WHAT IS REQUIRED: What follows is a block of records; restate each one word for word.

━━ RECORDS SUPPLIED

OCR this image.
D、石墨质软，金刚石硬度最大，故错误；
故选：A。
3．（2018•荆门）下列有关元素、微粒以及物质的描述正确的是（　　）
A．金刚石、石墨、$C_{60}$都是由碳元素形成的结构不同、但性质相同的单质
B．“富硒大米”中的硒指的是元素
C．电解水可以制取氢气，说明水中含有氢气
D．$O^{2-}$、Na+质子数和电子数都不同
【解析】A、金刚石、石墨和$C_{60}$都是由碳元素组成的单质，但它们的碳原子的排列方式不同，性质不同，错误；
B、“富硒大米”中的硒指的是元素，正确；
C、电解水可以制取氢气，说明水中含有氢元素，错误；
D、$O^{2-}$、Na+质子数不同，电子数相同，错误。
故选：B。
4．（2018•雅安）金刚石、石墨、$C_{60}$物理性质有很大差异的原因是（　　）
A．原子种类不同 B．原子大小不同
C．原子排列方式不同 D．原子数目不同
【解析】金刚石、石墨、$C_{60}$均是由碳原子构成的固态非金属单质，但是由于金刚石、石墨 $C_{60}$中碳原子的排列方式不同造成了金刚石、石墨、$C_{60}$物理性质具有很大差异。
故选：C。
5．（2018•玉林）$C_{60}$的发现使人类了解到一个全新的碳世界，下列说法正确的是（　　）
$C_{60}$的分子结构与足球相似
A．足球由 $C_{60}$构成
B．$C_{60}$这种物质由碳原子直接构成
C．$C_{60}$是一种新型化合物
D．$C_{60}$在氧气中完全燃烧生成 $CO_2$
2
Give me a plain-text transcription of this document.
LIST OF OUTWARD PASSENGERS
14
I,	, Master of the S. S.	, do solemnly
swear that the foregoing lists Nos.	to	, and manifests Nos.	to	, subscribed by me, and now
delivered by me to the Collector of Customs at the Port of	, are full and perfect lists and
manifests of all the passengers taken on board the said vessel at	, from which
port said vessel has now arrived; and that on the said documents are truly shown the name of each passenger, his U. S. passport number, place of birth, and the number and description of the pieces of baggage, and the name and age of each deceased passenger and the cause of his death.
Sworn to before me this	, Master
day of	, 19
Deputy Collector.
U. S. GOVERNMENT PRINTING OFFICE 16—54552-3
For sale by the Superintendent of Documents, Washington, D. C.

━━━━

SOLUTION TO THIS EXERCISE:
OCR this image.
D、石墨质软，金刚石硬度最大，故错误；
故选：A。
3．（2018•荆门）下列有关元素、微粒以及物质的描述正确的是（　　）
A．金刚石、石墨、$C_{60}$都是由碳元素形成的结构不同、但性质相同的单质
B．“富硒大米”中的硒指的是元素
C．电解水可以制取氢气，说明水中含有氢气
D．$O^{2-}$、Na+质子数和电子数都不同
【解析】A、金刚石、石墨和$C_{60}$都是由碳元素组成的单质，但它们的碳原子的排列方式不同，性质不同，错误；
B、“富硒大米”中的硒指的是元素，正确；
C、电解水可以制取氢气，说明水中含有氢元素，错误；
D、$O^{2-}$、Na+质子数不同，电子数相同，错误。
故选：B。
4．（2018•雅安）金刚石、石墨、$C_{60}$物理性质有很大差异的原因是（　　）
A．原子种类不同 B．原子大小不同
C．原子排列方式不同 D．原子数目不同
【解析】金刚石、石墨、$C_{60}$均是由碳原子构成的固态非金属单质，但是由于金刚石、石墨 $C_{60}$中碳原子的排列方式不同造成了金刚石、石墨、$C_{60}$物理性质具有很大差异。
故选：C。
5．（2018•玉林）$C_{60}$的发现使人类了解到一个全新的碳世界，下列说法正确的是（　　）
$C_{60}$的分子结构与足球相似
A．足球由 $C_{60}$构成
B．$C_{60}$这种物质由碳原子直接构成
C．$C_{60}$是一种新型化合物
D．$C_{60}$在氧气中完全燃烧生成 $CO_2$
2
Give me a plain-text transcription of this document.
LIST OF OUTWARD PASSENGERS
14
I,	, Master of the S. S.	, do solemnly
swear that the foregoing lists Nos.	to	, and manifests Nos.	to	, subscribed by me, and now
delivered by me to the Collector of Customs at the Port of	, are full and perfect lists and
manifests of all the passengers taken on board the said vessel at	, from which
port said vessel has now arrived; and that on the said documents are truly shown the name of each passenger, his U. S. passport number, place of birth, and the number and description of the pieces of baggage, and the name and age of each deceased passenger and the cause of his death.
Sworn to before me this	, Master
day of	, 19
Deputy Collector.
U. S. GOVERNMENT PRINTING OFFICE 16—54552-3
For sale by the Superintendent of Documents, Washington, D. C.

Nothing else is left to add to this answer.